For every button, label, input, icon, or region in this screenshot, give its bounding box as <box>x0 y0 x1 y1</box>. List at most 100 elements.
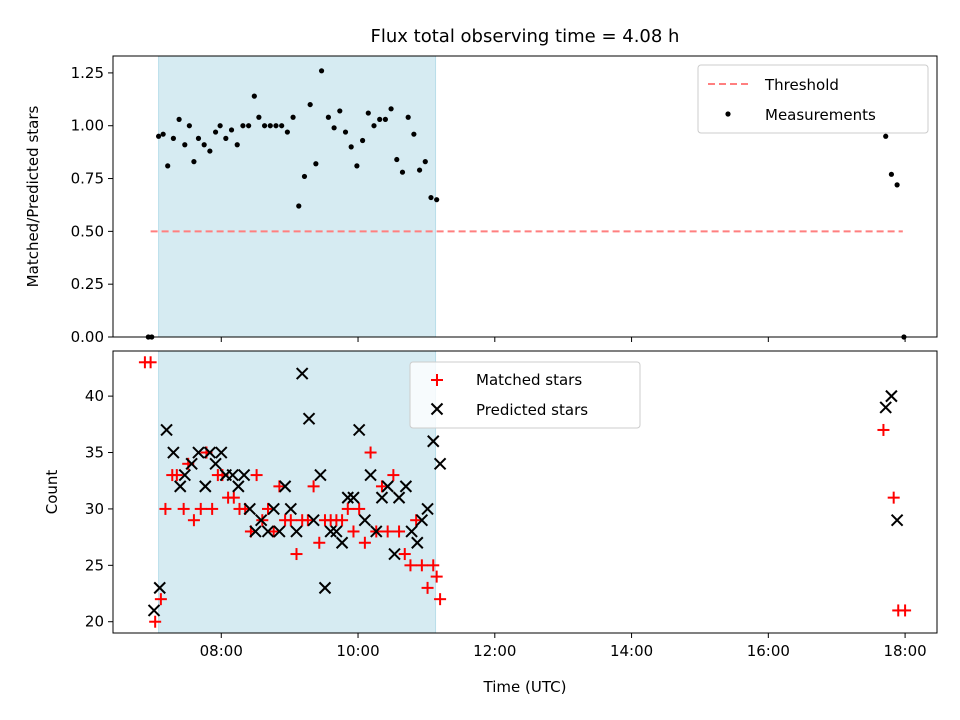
measurement-point <box>377 116 383 122</box>
matched-star-point <box>387 469 400 482</box>
predicted-star-point <box>370 525 383 538</box>
measurement-point <box>186 123 192 129</box>
matched-star-point <box>250 469 263 482</box>
ratio-panel: 0.00 0.25 0.50 0.75 1.00 1.25 Flux total obse… <box>24 26 938 346</box>
matched-star-point <box>144 356 157 369</box>
measurement-point <box>256 114 262 120</box>
predicted-star-point <box>421 502 434 516</box>
matched-star-point <box>313 536 326 549</box>
predicted-star-point <box>254 513 268 527</box>
predicted-star-point <box>203 446 217 459</box>
observing-window-shade <box>158 55 437 338</box>
predicted-star-point <box>330 525 343 538</box>
measurement-point <box>212 129 219 135</box>
legend-x-marker <box>430 402 444 416</box>
matched-star-point <box>877 423 890 436</box>
ratio-panel-frame <box>112 55 938 338</box>
matched-star-point <box>170 469 183 482</box>
matched-star-point <box>206 502 219 515</box>
count-y-tick-label: 20 <box>85 613 104 631</box>
measurement-point <box>176 116 182 122</box>
measurement-point <box>267 123 273 129</box>
matched-star-point <box>177 502 190 515</box>
predicted-star-point <box>411 536 424 549</box>
ratio-y-tick-label: 1.25 <box>71 64 104 82</box>
matched-star-point <box>364 446 377 459</box>
predicted-star-point <box>174 480 187 493</box>
matched-star-point <box>899 604 912 617</box>
predicted-star-point <box>314 468 327 482</box>
count-y-tick-label: 35 <box>85 444 104 462</box>
ratio-y-tick-label: 1.00 <box>71 117 104 135</box>
count-legend: Matched stars Predicted stars <box>409 361 641 429</box>
measurement-point <box>261 123 268 129</box>
measurement-point <box>348 144 354 150</box>
measurement-point <box>894 182 900 188</box>
ratio-y-tick-label: 0.00 <box>71 328 104 346</box>
matched-star-point <box>307 480 320 493</box>
predicted-star-point <box>318 581 332 595</box>
measurement-point <box>165 163 171 169</box>
measurement-point <box>331 125 337 131</box>
ratio-y-tick-label: 0.25 <box>71 275 104 293</box>
predicted-star-point <box>147 604 161 617</box>
predicted-star-point <box>415 513 429 527</box>
predicted-star-point <box>290 525 303 538</box>
predicted-star-point <box>215 446 228 459</box>
measurement-points <box>145 68 907 340</box>
measurement-point <box>191 159 197 165</box>
predicted-star-point <box>347 491 360 504</box>
matched-star-point <box>398 548 411 561</box>
ratio-legend: Threshold Measurements <box>697 64 929 134</box>
measurement-point <box>365 110 371 116</box>
ratio-legend-box <box>697 64 929 134</box>
predicted-star-point <box>352 423 366 437</box>
predicted-star-point <box>226 468 239 482</box>
legend-plus-marker <box>431 374 443 386</box>
predicted-star-point <box>273 525 286 538</box>
matched-star-point <box>353 502 366 515</box>
matched-star-point <box>358 536 371 549</box>
measurement-point <box>888 171 895 177</box>
ratio-y-tick-label: 0.75 <box>71 170 104 188</box>
measurement-point <box>337 108 343 114</box>
measurement-point <box>296 203 302 209</box>
predicted-star-point <box>261 525 275 538</box>
predicted-star-point <box>237 468 251 482</box>
measurement-point <box>290 114 296 120</box>
matched-star-point <box>393 525 406 538</box>
matched-star-point <box>375 480 388 493</box>
measurement-point <box>371 123 377 129</box>
measurement-point <box>240 123 246 129</box>
predicted-star-point <box>341 491 354 504</box>
legend-matched-label: Matched stars <box>476 371 582 389</box>
matched-star-point <box>410 514 423 527</box>
measurement-point <box>883 133 889 139</box>
count-x-tick-label: 18:00 <box>883 642 926 660</box>
predicted-star-point <box>178 468 192 482</box>
predicted-star-point <box>243 502 256 516</box>
predicted-stars-points <box>147 367 904 617</box>
count-panel: 20 25 30 35 40 08:00 10:00 12:00 14:00 16:00 18:0… <box>43 350 938 696</box>
count-panel-frame <box>112 350 938 634</box>
matched-star-point <box>227 491 240 504</box>
matched-star-point <box>404 559 417 572</box>
matched-star-point <box>430 570 443 583</box>
measurement-point <box>405 114 411 120</box>
measurement-point <box>422 159 428 165</box>
measurement-point <box>195 135 202 141</box>
predicted-star-point <box>890 513 904 527</box>
measurement-point <box>301 173 308 180</box>
measurement-point <box>354 163 360 169</box>
count-x-tick-label: 14:00 <box>610 642 653 660</box>
predicted-star-point <box>278 480 292 493</box>
matched-star-point <box>427 559 440 572</box>
measurement-point <box>325 114 332 120</box>
measurement-point <box>284 129 290 135</box>
matched-star-point <box>290 548 303 561</box>
measurement-point <box>394 156 400 163</box>
matched-star-point <box>434 593 447 606</box>
predicted-star-point <box>209 457 222 471</box>
predicted-star-point <box>167 446 180 459</box>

┄┄┄┄┄┄┄┄┄┄┄┄┄┄┄┄┄┄┄┄

> GOAL OF THE EXERCISE
Can you reproduce all of the data above line for line, omitting any pictures?

> PROBLEM SOLUTION
For every button, label, input, icon, or region in this screenshot, give its bounding box as <box>x0 y0 x1 y1</box>. List at most 100 elements.
measurement-point <box>377 116 383 122</box>
matched-star-point <box>387 469 400 482</box>
predicted-star-point <box>370 525 383 538</box>
measurement-point <box>186 123 192 129</box>
matched-star-point <box>250 469 263 482</box>
ratio-panel: 0.00 0.25 0.50 0.75 1.00 1.25 Flux total obse… <box>24 26 938 346</box>
matched-star-point <box>144 356 157 369</box>
measurement-point <box>256 114 262 120</box>
predicted-star-point <box>421 502 434 516</box>
matched-star-point <box>313 536 326 549</box>
predicted-star-point <box>254 513 268 527</box>
predicted-star-point <box>203 446 217 459</box>
observing-window-shade <box>158 55 437 338</box>
predicted-star-point <box>330 525 343 538</box>
measurement-point <box>212 129 219 135</box>
legend-x-marker <box>430 402 444 416</box>
matched-star-point <box>877 423 890 436</box>
ratio-panel-frame <box>112 55 938 338</box>
matched-star-point <box>170 469 183 482</box>
matched-star-point <box>206 502 219 515</box>
count-y-tick-label: 20 <box>85 613 104 631</box>
measurement-point <box>176 116 182 122</box>
measurement-point <box>267 123 273 129</box>
matched-star-point <box>177 502 190 515</box>
predicted-star-point <box>411 536 424 549</box>
ratio-y-tick-label: 1.25 <box>71 64 104 82</box>
matched-star-point <box>364 446 377 459</box>
predicted-star-point <box>174 480 187 493</box>
matched-star-point <box>899 604 912 617</box>
predicted-star-point <box>314 468 327 482</box>
count-y-tick-label: 35 <box>85 444 104 462</box>
ratio-y-tick-label: 1.00 <box>71 117 104 135</box>
count-legend: Matched stars Predicted stars <box>409 361 641 429</box>
measurement-point <box>261 123 268 129</box>
measurement-point <box>348 144 354 150</box>
measurement-point <box>894 182 900 188</box>
ratio-y-tick-label: 0.00 <box>71 328 104 346</box>
matched-star-point <box>307 480 320 493</box>
predicted-star-point <box>318 581 332 595</box>
measurement-point <box>165 163 171 169</box>
measurement-point <box>331 125 337 131</box>
ratio-y-tick-label: 0.25 <box>71 275 104 293</box>
predicted-star-point <box>147 604 161 617</box>
predicted-star-point <box>415 513 429 527</box>
predicted-star-point <box>290 525 303 538</box>
predicted-star-point <box>215 446 228 459</box>
measurement-points <box>145 68 907 340</box>
measurement-point <box>191 159 197 165</box>
predicted-star-point <box>347 491 360 504</box>
matched-star-point <box>398 548 411 561</box>
ratio-legend: Threshold Measurements <box>697 64 929 134</box>
measurement-point <box>365 110 371 116</box>
ratio-legend-box <box>697 64 929 134</box>
predicted-star-point <box>352 423 366 437</box>
predicted-star-point <box>226 468 239 482</box>
legend-plus-marker <box>431 374 443 386</box>
predicted-star-point <box>273 525 286 538</box>
matched-star-point <box>353 502 366 515</box>
matched-star-point <box>358 536 371 549</box>
measurement-point <box>888 171 895 177</box>
ratio-y-tick-label: 0.75 <box>71 170 104 188</box>
measurement-point <box>337 108 343 114</box>
measurement-point <box>296 203 302 209</box>
predicted-star-point <box>261 525 275 538</box>
predicted-star-point <box>237 468 251 482</box>
measurement-point <box>290 114 296 120</box>
matched-star-point <box>393 525 406 538</box>
matched-star-point <box>375 480 388 493</box>
measurement-point <box>371 123 377 129</box>
measurement-point <box>240 123 246 129</box>
predicted-star-point <box>341 491 354 504</box>
legend-matched-label: Matched stars <box>476 371 582 389</box>
matched-star-point <box>410 514 423 527</box>
measurement-point <box>883 133 889 139</box>
count-x-tick-label: 18:00 <box>883 642 926 660</box>
predicted-star-point <box>178 468 192 482</box>
predicted-star-point <box>243 502 256 516</box>
predicted-stars-points <box>147 367 904 617</box>
count-panel: 20 25 30 35 40 08:00 10:00 12:00 14:00 16:00 18:0… <box>43 350 938 696</box>
count-panel-frame <box>112 350 938 634</box>
matched-star-point <box>227 491 240 504</box>
matched-star-point <box>404 559 417 572</box>
matched-star-point <box>430 570 443 583</box>
measurement-point <box>405 114 411 120</box>
measurement-point <box>422 159 428 165</box>
measurement-point <box>195 135 202 141</box>
predicted-star-point <box>890 513 904 527</box>
measurement-point <box>301 173 308 180</box>
measurement-point <box>354 163 360 169</box>
count-x-tick-label: 14:00 <box>610 642 653 660</box>
predicted-star-point <box>278 480 292 493</box>
matched-star-point <box>427 559 440 572</box>
measurement-point <box>325 114 332 120</box>
measurement-point <box>284 129 290 135</box>
matched-star-point <box>290 548 303 561</box>
measurement-point <box>394 156 400 163</box>
matched-star-point <box>434 593 447 606</box>
predicted-star-point <box>209 457 222 471</box>
predicted-star-point <box>167 446 180 459</box>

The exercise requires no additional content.